Material for this task:

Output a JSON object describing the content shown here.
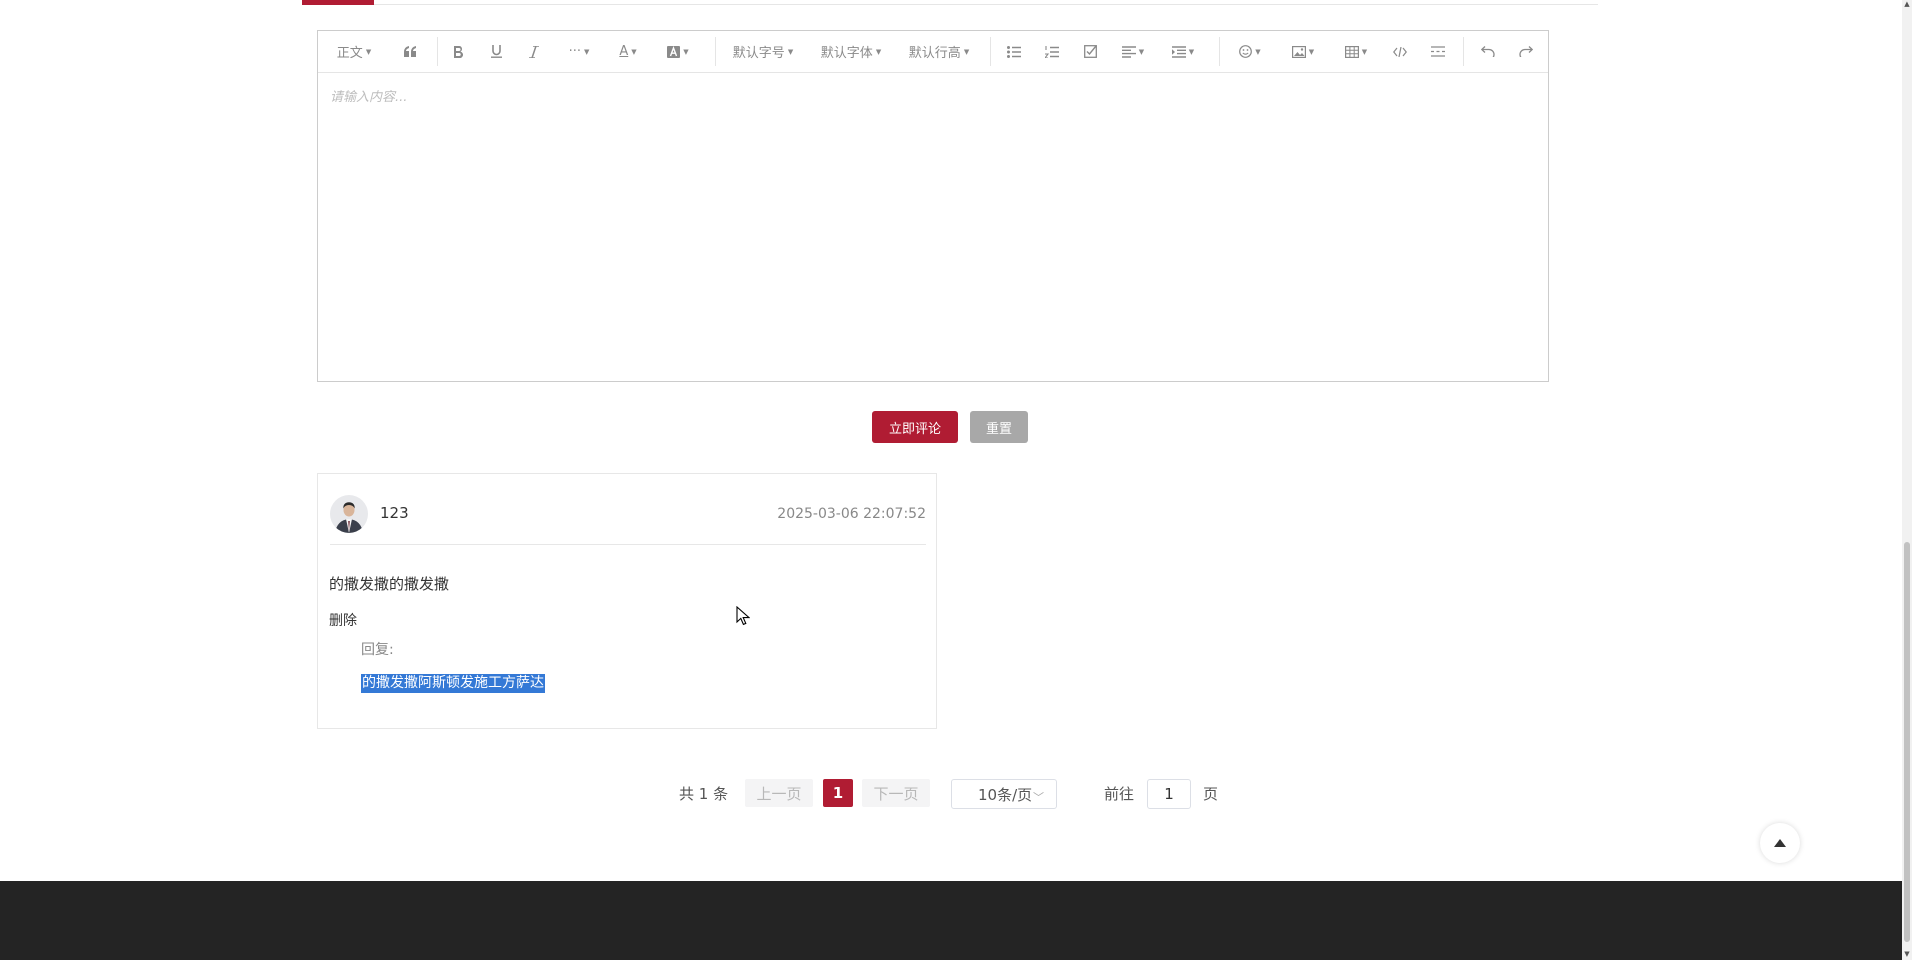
{
  "toolbar": {
    "paragraph_label": "正文",
    "font_size_label": "默认字号",
    "font_family_label": "默认字体",
    "line_height_label": "默认行高",
    "more_label": "···",
    "font_color_label": "A"
  },
  "editor": {
    "placeholder": "请输入内容..."
  },
  "actions": {
    "submit_label": "立即评论",
    "reset_label": "重置"
  },
  "comment": {
    "username": "123",
    "time": "2025-03-06 22:07:52",
    "content": "的撒发撒的撒发撒",
    "delete_label": "删除",
    "reply_label": "回复:",
    "reply_content": "的撒发撒阿斯顿发施工方萨达"
  },
  "pagination": {
    "total_label": "共 1 条",
    "prev_label": "上一页",
    "current_page": "1",
    "next_label": "下一页",
    "page_size_label": "10条/页",
    "goto_label": "前往",
    "goto_value": "1",
    "page_suffix": "页"
  },
  "colors": {
    "accent": "#b01c33",
    "reset": "#a8a8a8",
    "footer": "#242424",
    "selection": "#3479d6"
  }
}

Given exercise: All the lines above are to be given again exactly as they read, with the pictures removed.

Solution to this problem:
Output a JSON object describing the content shown here.
{
  "toolbar": {
    "paragraph_label": "正文",
    "font_size_label": "默认字号",
    "font_family_label": "默认字体",
    "line_height_label": "默认行高",
    "more_label": "···",
    "font_color_label": "A"
  },
  "editor": {
    "placeholder": "请输入内容..."
  },
  "actions": {
    "submit_label": "立即评论",
    "reset_label": "重置"
  },
  "comment": {
    "username": "123",
    "time": "2025-03-06 22:07:52",
    "content": "的撒发撒的撒发撒",
    "delete_label": "删除",
    "reply_label": "回复:",
    "reply_content": "的撒发撒阿斯顿发施工方萨达"
  },
  "pagination": {
    "total_label": "共 1 条",
    "prev_label": "上一页",
    "current_page": "1",
    "next_label": "下一页",
    "page_size_label": "10条/页",
    "goto_label": "前往",
    "goto_value": "1",
    "page_suffix": "页"
  },
  "colors": {
    "accent": "#b01c33",
    "reset": "#a8a8a8",
    "footer": "#242424",
    "selection": "#3479d6"
  }
}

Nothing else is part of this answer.